AIM: Restate each entry word for word, leaving nothing out.

INFORMATION PROVIDED:
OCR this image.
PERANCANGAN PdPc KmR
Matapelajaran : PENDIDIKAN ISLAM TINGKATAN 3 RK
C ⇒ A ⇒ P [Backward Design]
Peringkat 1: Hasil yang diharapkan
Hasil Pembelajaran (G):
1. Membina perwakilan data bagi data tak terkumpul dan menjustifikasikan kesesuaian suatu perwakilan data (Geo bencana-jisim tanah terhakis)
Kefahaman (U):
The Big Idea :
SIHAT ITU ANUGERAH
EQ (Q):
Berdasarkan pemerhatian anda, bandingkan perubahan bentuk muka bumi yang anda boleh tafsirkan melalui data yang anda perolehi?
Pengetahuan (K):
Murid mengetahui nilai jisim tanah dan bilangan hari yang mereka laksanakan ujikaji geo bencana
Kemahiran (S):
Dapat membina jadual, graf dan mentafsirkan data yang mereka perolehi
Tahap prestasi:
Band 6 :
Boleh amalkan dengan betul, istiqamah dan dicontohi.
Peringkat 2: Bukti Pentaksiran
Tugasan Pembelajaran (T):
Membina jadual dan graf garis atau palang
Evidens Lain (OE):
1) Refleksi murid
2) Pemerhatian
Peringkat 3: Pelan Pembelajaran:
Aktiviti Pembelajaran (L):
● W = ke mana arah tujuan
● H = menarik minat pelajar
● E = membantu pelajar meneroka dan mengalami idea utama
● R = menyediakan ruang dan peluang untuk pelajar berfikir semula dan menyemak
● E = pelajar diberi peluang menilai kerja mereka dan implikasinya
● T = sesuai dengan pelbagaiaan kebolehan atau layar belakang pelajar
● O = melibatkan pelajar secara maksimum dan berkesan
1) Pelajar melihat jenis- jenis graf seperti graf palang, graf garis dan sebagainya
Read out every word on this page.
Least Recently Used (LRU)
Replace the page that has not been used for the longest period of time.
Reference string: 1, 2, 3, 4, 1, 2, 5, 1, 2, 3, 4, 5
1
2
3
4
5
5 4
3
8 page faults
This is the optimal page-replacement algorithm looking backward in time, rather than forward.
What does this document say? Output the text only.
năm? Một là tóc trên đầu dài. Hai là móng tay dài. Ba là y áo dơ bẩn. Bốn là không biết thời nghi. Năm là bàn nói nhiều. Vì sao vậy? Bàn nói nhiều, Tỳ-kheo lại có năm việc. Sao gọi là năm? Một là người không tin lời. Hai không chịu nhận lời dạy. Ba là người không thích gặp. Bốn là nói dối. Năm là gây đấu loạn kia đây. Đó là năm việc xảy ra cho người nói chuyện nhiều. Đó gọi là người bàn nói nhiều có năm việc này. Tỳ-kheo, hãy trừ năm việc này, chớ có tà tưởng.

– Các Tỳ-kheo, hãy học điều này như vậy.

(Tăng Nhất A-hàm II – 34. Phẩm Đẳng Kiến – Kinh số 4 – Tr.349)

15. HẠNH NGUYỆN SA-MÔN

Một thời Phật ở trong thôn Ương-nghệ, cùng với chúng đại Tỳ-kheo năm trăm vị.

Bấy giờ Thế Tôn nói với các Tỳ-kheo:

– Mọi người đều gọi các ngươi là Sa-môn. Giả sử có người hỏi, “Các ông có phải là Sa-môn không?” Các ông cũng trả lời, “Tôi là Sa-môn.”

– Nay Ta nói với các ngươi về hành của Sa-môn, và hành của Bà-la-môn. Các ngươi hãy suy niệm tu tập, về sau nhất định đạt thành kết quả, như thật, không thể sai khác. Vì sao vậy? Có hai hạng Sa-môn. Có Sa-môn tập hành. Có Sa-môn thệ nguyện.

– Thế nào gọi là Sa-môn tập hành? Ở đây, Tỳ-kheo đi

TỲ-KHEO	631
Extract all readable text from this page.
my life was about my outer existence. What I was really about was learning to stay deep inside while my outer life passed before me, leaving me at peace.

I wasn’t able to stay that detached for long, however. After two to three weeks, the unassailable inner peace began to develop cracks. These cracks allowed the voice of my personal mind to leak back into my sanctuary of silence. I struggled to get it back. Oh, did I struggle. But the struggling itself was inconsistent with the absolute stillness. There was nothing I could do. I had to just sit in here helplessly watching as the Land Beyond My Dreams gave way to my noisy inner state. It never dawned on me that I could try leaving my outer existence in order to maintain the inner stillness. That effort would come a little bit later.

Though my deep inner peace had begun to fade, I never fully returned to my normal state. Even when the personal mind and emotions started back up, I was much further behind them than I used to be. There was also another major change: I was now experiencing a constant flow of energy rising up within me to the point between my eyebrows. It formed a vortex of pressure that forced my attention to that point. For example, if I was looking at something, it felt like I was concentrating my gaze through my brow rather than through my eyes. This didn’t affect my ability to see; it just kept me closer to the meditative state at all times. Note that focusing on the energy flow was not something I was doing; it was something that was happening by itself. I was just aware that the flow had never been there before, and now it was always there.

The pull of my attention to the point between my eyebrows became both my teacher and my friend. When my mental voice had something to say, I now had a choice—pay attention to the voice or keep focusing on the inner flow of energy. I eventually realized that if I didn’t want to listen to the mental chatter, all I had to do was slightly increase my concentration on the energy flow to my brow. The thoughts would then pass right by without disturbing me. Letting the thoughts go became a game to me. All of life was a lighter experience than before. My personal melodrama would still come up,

OUTPUT FOR THIS TASK:
OCR this image.
PERANCANGAN PdPc KmR
Matapelajaran : PENDIDIKAN ISLAM TINGKATAN 3 RK
C ⇒ A ⇒ P [Backward Design]
Peringkat 1: Hasil yang diharapkan
Hasil Pembelajaran (G):
1. Membina perwakilan data bagi data tak terkumpul dan menjustifikasikan kesesuaian suatu perwakilan data (Geo bencana-jisim tanah terhakis)
Kefahaman (U):
The Big Idea :
SIHAT ITU ANUGERAH
EQ (Q):
Berdasarkan pemerhatian anda, bandingkan perubahan bentuk muka bumi yang anda boleh tafsirkan melalui data yang anda perolehi?
Pengetahuan (K):
Murid mengetahui nilai jisim tanah dan bilangan hari yang mereka laksanakan ujikaji geo bencana
Kemahiran (S):
Dapat membina jadual, graf dan mentafsirkan data yang mereka perolehi
Tahap prestasi:
Band 6 :
Boleh amalkan dengan betul, istiqamah dan dicontohi.
Peringkat 2: Bukti Pentaksiran
Tugasan Pembelajaran (T):
Membina jadual dan graf garis atau palang
Evidens Lain (OE):
1) Refleksi murid
2) Pemerhatian
Peringkat 3: Pelan Pembelajaran:
Aktiviti Pembelajaran (L):
● W = ke mana arah tujuan
● H = menarik minat pelajar
● E = membantu pelajar meneroka dan mengalami idea utama
● R = menyediakan ruang dan peluang untuk pelajar berfikir semula dan menyemak
● E = pelajar diberi peluang menilai kerja mereka dan implikasinya
● T = sesuai dengan pelbagaiaan kebolehan atau layar belakang pelajar
● O = melibatkan pelajar secara maksimum dan berkesan
1) Pelajar melihat jenis- jenis graf seperti graf palang, graf garis dan sebagainya
Read out every word on this page.
Least Recently Used (LRU)
Replace the page that has not been used for the longest period of time.
Reference string: 1, 2, 3, 4, 1, 2, 5, 1, 2, 3, 4, 5
1
2
3
4
5
5 4
3
8 page faults
This is the optimal page-replacement algorithm looking backward in time, rather than forward.
What does this document say? Output the text only.
năm? Một là tóc trên đầu dài. Hai là móng tay dài. Ba là y áo dơ bẩn. Bốn là không biết thời nghi. Năm là bàn nói nhiều. Vì sao vậy? Bàn nói nhiều, Tỳ-kheo lại có năm việc. Sao gọi là năm? Một là người không tin lời. Hai không chịu nhận lời dạy. Ba là người không thích gặp. Bốn là nói dối. Năm là gây đấu loạn kia đây. Đó là năm việc xảy ra cho người nói chuyện nhiều. Đó gọi là người bàn nói nhiều có năm việc này. Tỳ-kheo, hãy trừ năm việc này, chớ có tà tưởng.

– Các Tỳ-kheo, hãy học điều này như vậy.

(Tăng Nhất A-hàm II – 34. Phẩm Đẳng Kiến – Kinh số 4 – Tr.349)

15. HẠNH NGUYỆN SA-MÔN

Một thời Phật ở trong thôn Ương-nghệ, cùng với chúng đại Tỳ-kheo năm trăm vị.

Bấy giờ Thế Tôn nói với các Tỳ-kheo:

– Mọi người đều gọi các ngươi là Sa-môn. Giả sử có người hỏi, “Các ông có phải là Sa-môn không?” Các ông cũng trả lời, “Tôi là Sa-môn.”

– Nay Ta nói với các ngươi về hành của Sa-môn, và hành của Bà-la-môn. Các ngươi hãy suy niệm tu tập, về sau nhất định đạt thành kết quả, như thật, không thể sai khác. Vì sao vậy? Có hai hạng Sa-môn. Có Sa-môn tập hành. Có Sa-môn thệ nguyện.

– Thế nào gọi là Sa-môn tập hành? Ở đây, Tỳ-kheo đi

TỲ-KHEO	631
Extract all readable text from this page.
my life was about my outer existence. What I was really about was learning to stay deep inside while my outer life passed before me, leaving me at peace.

I wasn’t able to stay that detached for long, however. After two to three weeks, the unassailable inner peace began to develop cracks. These cracks allowed the voice of my personal mind to leak back into my sanctuary of silence. I struggled to get it back. Oh, did I struggle. But the struggling itself was inconsistent with the absolute stillness. There was nothing I could do. I had to just sit in here helplessly watching as the Land Beyond My Dreams gave way to my noisy inner state. It never dawned on me that I could try leaving my outer existence in order to maintain the inner stillness. That effort would come a little bit later.

Though my deep inner peace had begun to fade, I never fully returned to my normal state. Even when the personal mind and emotions started back up, I was much further behind them than I used to be. There was also another major change: I was now experiencing a constant flow of energy rising up within me to the point between my eyebrows. It formed a vortex of pressure that forced my attention to that point. For example, if I was looking at something, it felt like I was concentrating my gaze through my brow rather than through my eyes. This didn’t affect my ability to see; it just kept me closer to the meditative state at all times. Note that focusing on the energy flow was not something I was doing; it was something that was happening by itself. I was just aware that the flow had never been there before, and now it was always there.

The pull of my attention to the point between my eyebrows became both my teacher and my friend. When my mental voice had something to say, I now had a choice—pay attention to the voice or keep focusing on the inner flow of energy. I eventually realized that if I didn’t want to listen to the mental chatter, all I had to do was slightly increase my concentration on the energy flow to my brow. The thoughts would then pass right by without disturbing me. Letting the thoughts go became a game to me. All of life was a lighter experience than before. My personal melodrama would still come up,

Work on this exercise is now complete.